## begin

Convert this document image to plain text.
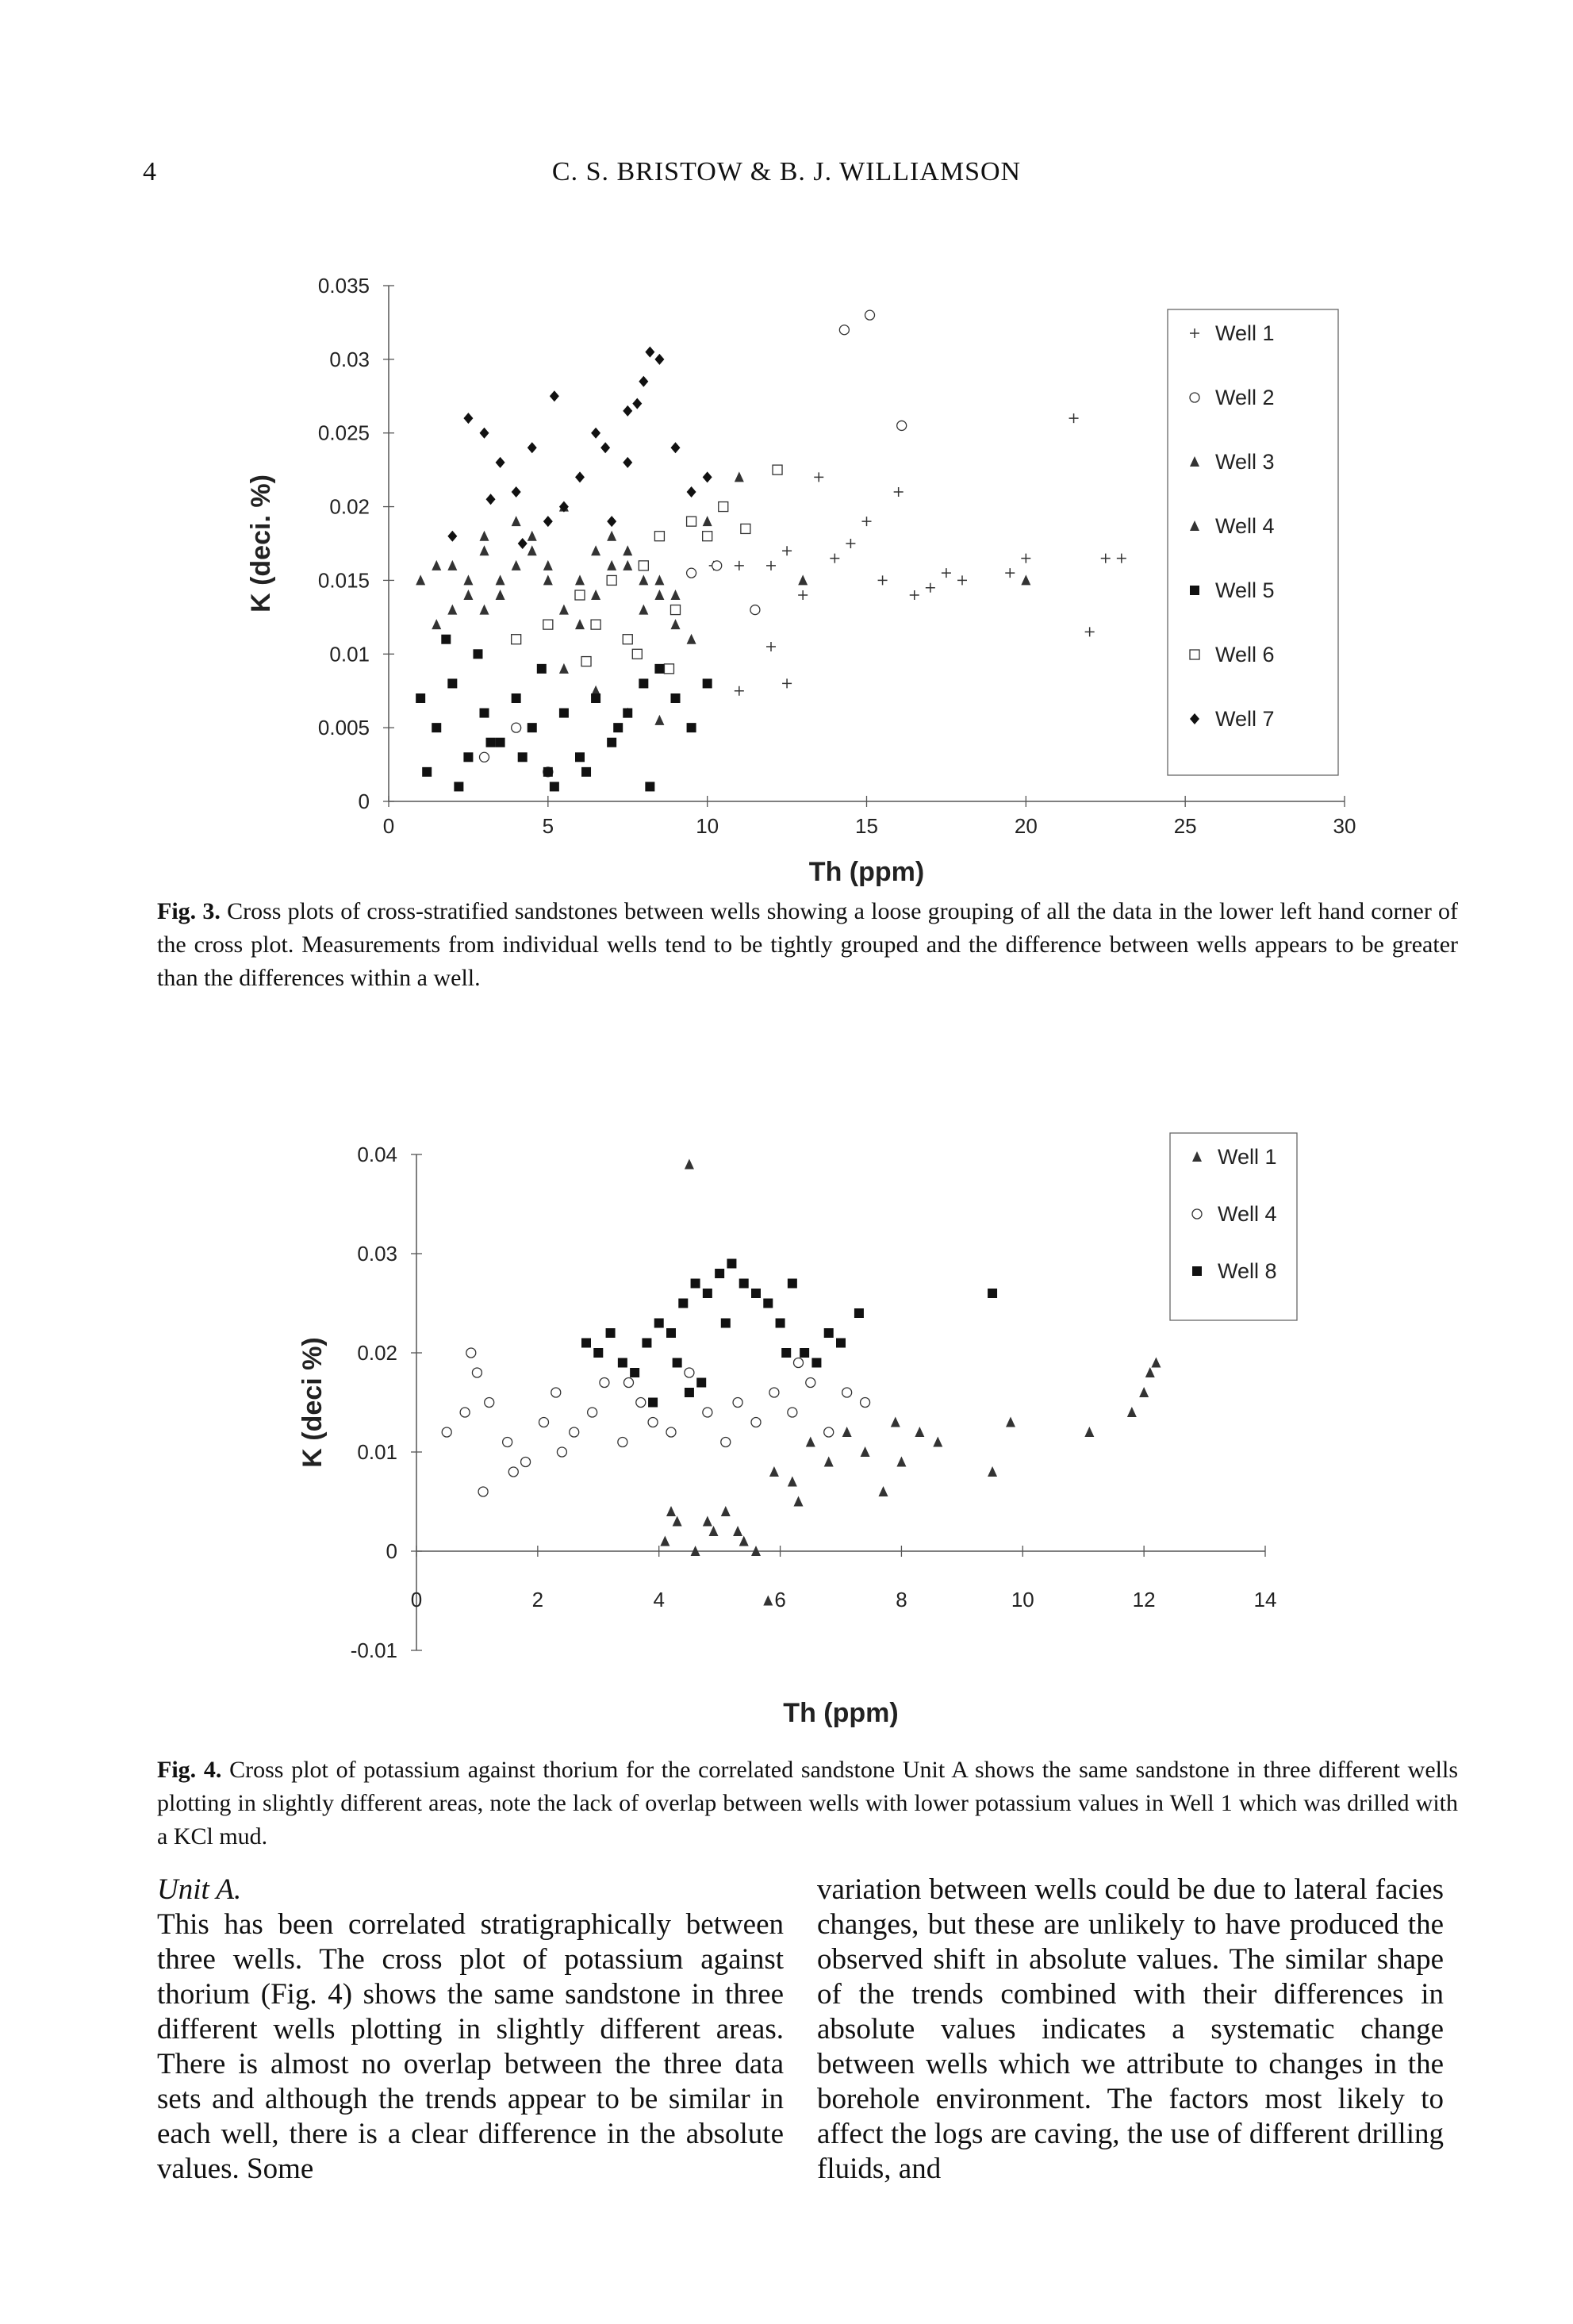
4	C. S. BRISTOW & B. J. WILLIAMSON
0
0.005
0.01
0.015
0.02
0.025
0.03
0.035
0	5	10	15	20	25	30
Th (ppm)
K (deci. %)
Well 1
Well 2
Well 3
Well 4
Well 5
Well 6
Well 7
Fig. 3. Cross plots of cross-stratified sandstones between wells showing a loose grouping of all the data in the lower left hand corner of the cross plot. Measurements from individual wells tend to be tightly grouped and the difference between wells appears to be greater than the differences within a well.
-0.01
0
0.01
0.02
0.03
0.04
0	2	4	6	8	10	12	14
Th (ppm)
K (deci %)
Well 1
Well 4
Well 8
Fig. 4. Cross plot of potassium against thorium for the correlated sandstone Unit A shows the same sandstone in three different wells plotting in slightly different areas, note the lack of overlap between wells with lower potassium values in Well 1 which was drilled with a KCl mud.
Unit A.
This has been correlated stratigraphically between three wells. The cross plot of potassium against thorium (Fig. 4) shows the same sandstone in three different wells plotting in slightly different areas. There is almost no overlap between the three data sets and although the trends appear to be similar in each well, there is a clear difference in the absolute values. Some
variation between wells could be due to lateral facies changes, but these are unlikely to have produced the observed shift in absolute values. The similar shape of the trends combined with their differences in absolute values indicates a systematic change between wells which we attribute to changes in the borehole environment. The factors most likely to affect the logs are caving, the use of different drilling fluids, and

## end

- **AIM OF THE TASK**: Each record above should come back exactly the same, only without its pictures.

- **COMPLETED TASK**:
Convert this document image to plain text.
4	C. S. BRISTOW & B. J. WILLIAMSON
0
0.005
0.01
0.015
0.02
0.025
0.03
0.035
0	5	10	15	20	25	30
Th (ppm)
K (deci. %)
Well 1
Well 2
Well 3
Well 4
Well 5
Well 6
Well 7
Fig. 3. Cross plots of cross-stratified sandstones between wells showing a loose grouping of all the data in the lower left hand corner of the cross plot. Measurements from individual wells tend to be tightly grouped and the difference between wells appears to be greater than the differences within a well.
-0.01
0
0.01
0.02
0.03
0.04
0	2	4	6	8	10	12	14
Th (ppm)
K (deci %)
Well 1
Well 4
Well 8
Fig. 4. Cross plot of potassium against thorium for the correlated sandstone Unit A shows the same sandstone in three different wells plotting in slightly different areas, note the lack of overlap between wells with lower potassium values in Well 1 which was drilled with a KCl mud.
Unit A.
This has been correlated stratigraphically between three wells. The cross plot of potassium against thorium (Fig. 4) shows the same sandstone in three different wells plotting in slightly different areas. There is almost no overlap between the three data sets and although the trends appear to be similar in each well, there is a clear difference in the absolute values. Some
variation between wells could be due to lateral facies changes, but these are unlikely to have produced the observed shift in absolute values. The similar shape of the trends combined with their differences in absolute values indicates a systematic change between wells which we attribute to changes in the borehole environment. The factors most likely to affect the logs are caving, the use of different drilling fluids, and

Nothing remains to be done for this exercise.